* **TAREFAS PROPOSTAS**
[1] Copie, por favor, do texto sobre o filme A Primeira Morte de Joana, o trecho que vai de "Osório, Rio Grande" até "Mulher do Pai.".
[2] Dê prosseguimento ao texto sobre o filme A Primeira Morte de Joana, começando logo depois da última frase apresentada.

* **TEXTO FORNECIDO**

Osório, Rio Grande do Sul. A cidade conhecida por seu parque eólico foi palco das filmagens de A Primeira Morte de Joana, segundo filme da premiada diretora Cristiane Oliveira, também responsável pelo elogiado Mulher do Pai.
O AdoroCinema teve a chance de visitar o set da produção no final do ano passado. Sob um calor escaldante (sim, o Sul do Brasil não é feito só de frio!), acompanhamos o trabalho do elenco e da equipe na locação da casa da jovem protagonista, que mora com a mãe e a avó.
A trama segue Joana (Letícia Kacperski), que perde a tia-avó (Rosa Campos Velho), uma mulher que nunca namorou e morreu virgem, aos 70 anos de idade. Curiosa sobre essa situação, a menina precisa lidar com a realidade do falecimento e com as diversas transformações e reflexões que cercam a adolescência. Assim, começa a investigar a vida da parente, ao lado de sua amiga Carolina (Isabela Jardim).
Uma história de transformação
Ambientado em 2007, o filme relaciona as mudanças da menina diretamente com o parque eólico de Osório, que estava sendo construído na época e, por muito tempo, foi considerado o maior da América Latina. Interpretada pela debutante Letícia Kacperski, a protagonista passa por uma série de eventos fantásticos que definem seu relacionamento com a mãe e a avó.
"A Joana tem 12 anos de idade e está neste momento de descoberta das relações, de começar a prestar atenção nas pessoas ao redor", comentou a diretora Cristiane Oliveira sobre o mote da história. "É uma menina que está vivendo um processo de conhecimento do seu entorno e de autoconhecimento numa paisagem em transformação."
"Ela passa por essa investigação e, dentro desse filme, enfrenta várias mudanças", comentou a protagonista Letícia Kacperski. "Do começo ao fim, notamos que ela muda e coisas ao redor dela vão mudando também. Ela muda pelas pessoas e por si mesma."
Interpretar essas diferentes fases da personagem foi um desafio para a jovem Letícia. Isso porque, ao gravar um filme, as filmagens naturalmente acontecem fora de ordem, de acordo com cada locação. "É uma loucura", admitiu a jovem atriz. "De uma hora para a outra, tenho que estar super mudada. Uma hora, estou mais infantil e, na outra, já estou na 'fase dois' dela."
Resgate de uma cultura
A Primeira Morte de Joana ainda tem como objetivo resgatar a história da cultura alemã, muito presente nessa região do Rio Grande do Sul, e da produção de cucas — receita de bolo inspirado na Streuselkuchen, tradicional da cozinha alemã — que, segundo a diretora, não é conhecida ou disseminada no restante do Brasil. Na trama, Joana, sua mãe e sua avó produzem e vendem cucas. "A história surgiu da minha experiência, do meu contato com essa região", revelou a diretora que escreveu o argumento da produção, submetido em 2013 para a linha de desenvolvimento de projetos do fundo setorial do audiovisual e, então, convidou a atriz e roteirista Silvia Lourenço para integrar o projeto.

* **Listagem de dados**
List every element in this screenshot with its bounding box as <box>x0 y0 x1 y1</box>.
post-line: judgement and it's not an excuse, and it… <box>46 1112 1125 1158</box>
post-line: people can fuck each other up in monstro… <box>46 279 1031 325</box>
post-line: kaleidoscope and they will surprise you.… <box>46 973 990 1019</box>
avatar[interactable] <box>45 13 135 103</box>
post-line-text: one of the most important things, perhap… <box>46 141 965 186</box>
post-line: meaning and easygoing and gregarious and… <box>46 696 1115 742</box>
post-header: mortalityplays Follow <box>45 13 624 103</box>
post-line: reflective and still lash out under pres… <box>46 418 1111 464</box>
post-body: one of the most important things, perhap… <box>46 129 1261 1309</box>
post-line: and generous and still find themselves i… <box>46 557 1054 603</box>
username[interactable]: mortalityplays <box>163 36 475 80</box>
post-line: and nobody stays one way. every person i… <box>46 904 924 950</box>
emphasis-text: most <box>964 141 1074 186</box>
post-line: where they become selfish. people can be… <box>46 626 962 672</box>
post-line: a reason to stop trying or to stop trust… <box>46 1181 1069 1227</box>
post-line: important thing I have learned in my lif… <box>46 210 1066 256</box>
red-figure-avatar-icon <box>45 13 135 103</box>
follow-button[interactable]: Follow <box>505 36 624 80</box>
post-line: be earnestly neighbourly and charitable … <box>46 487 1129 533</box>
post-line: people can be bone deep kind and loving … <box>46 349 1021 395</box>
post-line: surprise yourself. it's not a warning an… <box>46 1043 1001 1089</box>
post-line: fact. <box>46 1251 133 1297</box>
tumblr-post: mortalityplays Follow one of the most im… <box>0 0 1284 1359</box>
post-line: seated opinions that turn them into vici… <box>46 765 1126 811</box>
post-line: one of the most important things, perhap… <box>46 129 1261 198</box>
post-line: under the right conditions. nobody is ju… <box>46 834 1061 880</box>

* **RESPOSTAS EM ORDEM**
[1]
Osório, Rio Grande do Sul. A cidade conhecida por seu parque eólico foi palco das filmagens de A Primeira Morte de Joana, segundo filme da premiada diretora Cristiane Oliveira, também responsável pelo elogiado Mulher do Pai.

[2]
Por Osório ser uma cidade localizada no caminho para o litoral, onde famílias sulistas têm a tradição de passar o verão, é muito comum parar para comprar as saborosas cucas na estrada. "É uma coisa muito típica da nossa região. Fui morar em São Paulo alguns anos atrás e fiquei surpresa que no resto do Brasil não se conhecia cucas", revelou a cineasta. "Hoje em dia muitas crianças nem sabem sua origem, nem se conectam mais com esse passado. Então, esse foi um trabalho importante de resgate", afirmou ela, que fez pesquisa com historiadores da cultura alemã e terapeutas juvenis.
"Fez todo sentido dentro de uma família que vive de uma atividade meio artesanal, que eu já queria que fosse a produção de cucas. Era uma coisa muito da minha infância, que a minha vó fazia quando eu ia para a casa dela e eu gostava muito. E eu imaginei essa família que se conectou diretamente com a história desses imigrantes que produzem essa receita". Dizem as boas línguas que a cuca de uva é a melhor da região.
Encontro de gerações
Uma das principais questões abordadas em A Primeira Morte de Joana é a visão feminina, de cada uma das mulheres e suas diferentes gerações: filha, mãe e avó. "É um percurso de conhecimento de uma identidade feminina, de perceber como as mulheres ao redor dela lidam com determinadas temáticas que ela está recém descobrindo", explicou a cineasta. "A Joana vive esse conflito. O que é um impulso natural dela de ser, versus o que ela acaba sendo direcionada, ou tolhida ou educada para ser de outra forma, por conta das estruturas sociais e familiares."
Cristiane Oliveira ainda exaltou que, apesar de sua temática feminina, o filme tenta construir a personagem de Joana longe dos estereótipos. "É um filme que fala de mulheres, que traz temáticas relacionadas muito ao universo feminino, mas todas elas estão ligadas a homens ou conceitos que se tende a relacionar ao masculino. Por exemplo, tomadas de atitude, do brigar pelo que se quer. Muitas vezes o estereótipo tende a colocar a mulher num lugar mais de conciliação e de cuidado. E tem vezes que chega alguém que quebra isso. Qual é a personalidade da Joana independente das expectativas de gênero também?".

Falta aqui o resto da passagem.